EXCERPT PROVIDED

Disguised Malignance – Entering the Gateways Review

I’ve talked at length about my distaste for overly progressive music, and no genre draws my ire for incorporating unnecessary fluff more than death metal. I’d even go a step further and say that I really don’t enjoy much “beauty” or “fun” in my death metal at all; just give me the raw, stinking sewage and keep your melodic and atmospheric death metals.1 Of course, this is all just personal preference, but I can’t stand when bands like Blood Incantation, Tomb Mold, or even the mighty Death2 add so much experimentation that the songs cease to exist as songs, becoming instead exercises for demonstrating technical ability and/or progressive sensibility. I’ve always been far more impressed by virtuosity that blends into music in such a way as to be almost unnoticeable at first glance, when it bolsters a songs momentum instead of derailing it. Let’s see if Entering the Gateways, the debut album from Finland’s Disguised Malignance, can strike the right balance between thinking-man’s and stinking-man’s death metal.

Disguised Malignance is a young project comprised of equally young human beings, and while they have a proclivity to add progressive elements into their old school death metal, their youth prevents them from leaning too far into “artistic” territory. These guys write killer tunes first and foremost, the flourishes added serving only to provide bits of atmosphere to heighten the experience. These 18-20-year-olds obviously spent their school years studying the works of Morbid Angel, Cannibal Corpse, and Death, because Entering the Gateways is a category-4.0 hurricane of Floridian devastation. Single “Confined” is a hulking beast of lumbering groove, flattening all in its wake, and it has rapidly added immeasurable hair to my chest and untold pounds to my bench press.

The songwriting on display here is nothing short of impressive. I saw an interview in which 18-year-old vocalist and co-main songwriter Felix Pennanen (he impressively also performed guitars and drums on the record) explains that the album is supposed to flow like its artwork, moving from the overtly grotesque towards the unexplainable and unknowable, and in that regard, mission accomplished. The opening duo of “Gates to Nihil” and the aforementioned “Confined” is by far the most standard OSDM section here, and it’s followed by “Unearthly Extinction,” a number that begins a slide into extraterrestrial territories with the inclusion of some Death-ly lead guitar work. Disguised Malignance’s progression culminates in penultimate track, “Disengagement into Eternity,” a seven-minute opus that takes a detour into some spacy Blood Incantation weirdness, but unlike that project, these guys know how to keep such forays brief. In this case, the weirdness is used merely as exotic seasoning on the otherwise meat-n-taters death metal. Too many bands these days are trying to serve us mouthfuls of seasoning as the main course, and this tends to upset my irritable bowel syndrome.

RECORDS SHOWN
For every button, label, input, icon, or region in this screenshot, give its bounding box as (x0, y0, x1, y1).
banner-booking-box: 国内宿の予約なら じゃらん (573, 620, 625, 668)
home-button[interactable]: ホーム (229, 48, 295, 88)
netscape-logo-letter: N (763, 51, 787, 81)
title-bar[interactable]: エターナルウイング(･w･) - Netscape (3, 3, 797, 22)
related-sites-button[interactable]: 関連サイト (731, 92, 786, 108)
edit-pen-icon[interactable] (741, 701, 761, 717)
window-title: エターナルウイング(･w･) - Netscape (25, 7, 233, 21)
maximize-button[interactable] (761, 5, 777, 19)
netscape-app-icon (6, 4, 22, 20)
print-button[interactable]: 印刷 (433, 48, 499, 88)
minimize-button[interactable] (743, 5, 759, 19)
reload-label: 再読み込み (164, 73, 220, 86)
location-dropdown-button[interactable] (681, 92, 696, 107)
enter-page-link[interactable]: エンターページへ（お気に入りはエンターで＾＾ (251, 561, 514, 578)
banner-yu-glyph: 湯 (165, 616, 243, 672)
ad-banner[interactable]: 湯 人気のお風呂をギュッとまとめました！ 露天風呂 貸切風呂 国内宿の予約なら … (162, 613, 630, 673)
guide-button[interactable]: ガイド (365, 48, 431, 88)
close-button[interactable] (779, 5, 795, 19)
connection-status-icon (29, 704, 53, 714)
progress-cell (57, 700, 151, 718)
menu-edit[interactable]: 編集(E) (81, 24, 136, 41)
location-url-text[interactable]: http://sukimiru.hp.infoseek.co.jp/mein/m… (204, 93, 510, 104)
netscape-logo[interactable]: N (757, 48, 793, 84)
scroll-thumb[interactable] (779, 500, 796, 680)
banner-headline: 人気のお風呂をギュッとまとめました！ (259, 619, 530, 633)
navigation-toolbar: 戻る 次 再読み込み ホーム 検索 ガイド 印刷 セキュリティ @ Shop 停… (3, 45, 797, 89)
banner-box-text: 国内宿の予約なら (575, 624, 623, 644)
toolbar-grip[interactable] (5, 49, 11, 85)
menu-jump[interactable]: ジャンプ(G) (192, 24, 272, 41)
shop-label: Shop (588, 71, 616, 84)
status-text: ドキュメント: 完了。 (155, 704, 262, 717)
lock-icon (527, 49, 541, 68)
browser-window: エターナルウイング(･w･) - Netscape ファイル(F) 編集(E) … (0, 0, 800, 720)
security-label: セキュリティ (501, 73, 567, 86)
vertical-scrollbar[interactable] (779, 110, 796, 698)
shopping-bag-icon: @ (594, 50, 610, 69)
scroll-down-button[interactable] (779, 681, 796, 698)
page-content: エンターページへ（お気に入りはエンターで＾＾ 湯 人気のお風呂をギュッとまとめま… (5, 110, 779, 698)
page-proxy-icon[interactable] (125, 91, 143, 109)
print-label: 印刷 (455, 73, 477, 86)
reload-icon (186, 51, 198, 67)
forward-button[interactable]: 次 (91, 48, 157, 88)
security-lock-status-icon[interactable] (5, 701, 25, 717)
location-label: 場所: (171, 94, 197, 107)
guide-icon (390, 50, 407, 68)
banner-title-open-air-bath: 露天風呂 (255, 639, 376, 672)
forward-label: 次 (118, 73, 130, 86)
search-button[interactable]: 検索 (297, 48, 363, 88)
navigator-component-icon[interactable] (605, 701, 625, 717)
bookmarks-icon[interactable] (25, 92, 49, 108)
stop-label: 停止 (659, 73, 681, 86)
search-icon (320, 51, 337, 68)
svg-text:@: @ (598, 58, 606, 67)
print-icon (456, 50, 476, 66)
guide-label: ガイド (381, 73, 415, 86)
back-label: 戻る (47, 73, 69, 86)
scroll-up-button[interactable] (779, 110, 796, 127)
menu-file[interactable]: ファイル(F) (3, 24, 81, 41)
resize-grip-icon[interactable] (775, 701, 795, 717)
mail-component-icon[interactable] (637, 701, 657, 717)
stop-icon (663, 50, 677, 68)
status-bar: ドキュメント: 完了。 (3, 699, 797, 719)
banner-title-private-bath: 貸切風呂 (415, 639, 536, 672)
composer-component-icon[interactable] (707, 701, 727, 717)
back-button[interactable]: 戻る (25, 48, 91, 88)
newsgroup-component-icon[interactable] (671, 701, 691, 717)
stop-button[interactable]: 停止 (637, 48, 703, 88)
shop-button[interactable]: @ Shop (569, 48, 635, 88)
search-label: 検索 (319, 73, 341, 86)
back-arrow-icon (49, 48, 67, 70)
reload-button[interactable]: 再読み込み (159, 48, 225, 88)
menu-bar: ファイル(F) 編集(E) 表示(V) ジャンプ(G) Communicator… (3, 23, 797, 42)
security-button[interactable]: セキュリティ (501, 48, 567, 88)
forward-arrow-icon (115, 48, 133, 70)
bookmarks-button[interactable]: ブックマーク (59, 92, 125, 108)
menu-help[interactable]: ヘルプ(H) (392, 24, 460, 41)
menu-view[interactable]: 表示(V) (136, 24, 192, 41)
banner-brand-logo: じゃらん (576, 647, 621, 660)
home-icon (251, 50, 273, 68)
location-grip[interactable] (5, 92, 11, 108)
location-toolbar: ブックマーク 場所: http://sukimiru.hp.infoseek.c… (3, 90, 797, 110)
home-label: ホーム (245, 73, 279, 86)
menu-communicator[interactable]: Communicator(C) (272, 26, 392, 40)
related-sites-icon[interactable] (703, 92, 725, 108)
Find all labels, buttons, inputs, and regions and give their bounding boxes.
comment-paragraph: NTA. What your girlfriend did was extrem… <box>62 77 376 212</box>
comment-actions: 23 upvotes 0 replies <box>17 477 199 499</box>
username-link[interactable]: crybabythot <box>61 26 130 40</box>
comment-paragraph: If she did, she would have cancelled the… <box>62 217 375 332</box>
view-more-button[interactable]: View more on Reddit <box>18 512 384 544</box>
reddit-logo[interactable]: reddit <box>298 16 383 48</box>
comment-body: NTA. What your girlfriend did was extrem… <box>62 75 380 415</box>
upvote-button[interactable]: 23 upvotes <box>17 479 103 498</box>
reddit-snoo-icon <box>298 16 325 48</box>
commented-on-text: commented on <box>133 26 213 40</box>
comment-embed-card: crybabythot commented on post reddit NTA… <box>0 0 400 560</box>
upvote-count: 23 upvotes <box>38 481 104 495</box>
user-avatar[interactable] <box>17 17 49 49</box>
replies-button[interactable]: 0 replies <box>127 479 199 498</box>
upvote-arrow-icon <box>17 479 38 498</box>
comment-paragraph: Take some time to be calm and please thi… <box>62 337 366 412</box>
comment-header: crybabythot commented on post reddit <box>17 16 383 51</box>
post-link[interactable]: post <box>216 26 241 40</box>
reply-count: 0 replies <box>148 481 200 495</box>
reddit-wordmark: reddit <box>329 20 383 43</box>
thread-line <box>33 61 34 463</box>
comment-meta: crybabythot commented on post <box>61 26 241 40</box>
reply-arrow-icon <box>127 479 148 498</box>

STATED EXERCISE A
Translate this sentence from the album review into Spanish: "The songwriting on display here is nothing short of impressive."
STATED EXERCISE B
Rewrite the entries from their first line down to the line containing "reload-icon (186, 51, 198, 67)", swapping every "interactable" for "clickable" and leaving everything else as is.

FULL ANSWER A
La composición que se muestra aquí es nada menos que impresionante.

FULL ANSWER B
For every button, label, input, icon, or region in this screenshot, give its bounding box as (x0, y0, x1, y1).
banner-booking-box: 国内宿の予約なら じゃらん (573, 620, 625, 668)
home-button[clickable]: ホーム (229, 48, 295, 88)
netscape-logo-letter: N (763, 51, 787, 81)
title-bar[clickable]: エターナルウイング(･w･) - Netscape (3, 3, 797, 22)
related-sites-button[clickable]: 関連サイト (731, 92, 786, 108)
edit-pen-icon[clickable] (741, 701, 761, 717)
window-title: エターナルウイング(･w･) - Netscape (25, 7, 233, 21)
maximize-button[clickable] (761, 5, 777, 19)
netscape-app-icon (6, 4, 22, 20)
print-button[clickable]: 印刷 (433, 48, 499, 88)
minimize-button[clickable] (743, 5, 759, 19)
reload-label: 再読み込み (164, 73, 220, 86)
location-dropdown-button[clickable] (681, 92, 696, 107)
enter-page-link[clickable]: エンターページへ（お気に入りはエンターで＾＾ (251, 561, 514, 578)
banner-yu-glyph: 湯 (165, 616, 243, 672)
ad-banner[clickable]: 湯 人気のお風呂をギュッとまとめました！ 露天風呂 貸切風呂 国内宿の予約なら … (162, 613, 630, 673)
guide-button[clickable]: ガイド (365, 48, 431, 88)
close-button[clickable] (779, 5, 795, 19)
connection-status-icon (29, 704, 53, 714)
progress-cell (57, 700, 151, 718)
menu-edit[clickable]: 編集(E) (81, 24, 136, 41)
location-url-text[clickable]: http://sukimiru.hp.infoseek.co.jp/mein/m… (204, 93, 510, 104)
netscape-logo[clickable]: N (757, 48, 793, 84)
scroll-thumb[clickable] (779, 500, 796, 680)
banner-headline: 人気のお風呂をギュッとまとめました！ (259, 619, 530, 633)
navigation-toolbar: 戻る 次 再読み込み ホーム 検索 ガイド 印刷 セキュリティ @ Shop 停… (3, 45, 797, 89)
banner-box-text: 国内宿の予約なら (575, 624, 623, 644)
toolbar-grip[clickable] (5, 49, 11, 85)
menu-jump[clickable]: ジャンプ(G) (192, 24, 272, 41)
shop-label: Shop (588, 71, 616, 84)
status-text: ドキュメント: 完了。 (155, 704, 262, 717)
lock-icon (527, 49, 541, 68)
browser-window: エターナルウイング(･w･) - Netscape ファイル(F) 編集(E) … (0, 0, 800, 720)
security-label: セキュリティ (501, 73, 567, 86)
vertical-scrollbar[clickable] (779, 110, 796, 698)
shopping-bag-icon: @ (594, 50, 610, 69)
scroll-down-button[clickable] (779, 681, 796, 698)
page-content: エンターページへ（お気に入りはエンターで＾＾ 湯 人気のお風呂をギュッとまとめま… (5, 110, 779, 698)
page-proxy-icon[clickable] (125, 91, 143, 109)
print-label: 印刷 (455, 73, 477, 86)
reload-icon (186, 51, 198, 67)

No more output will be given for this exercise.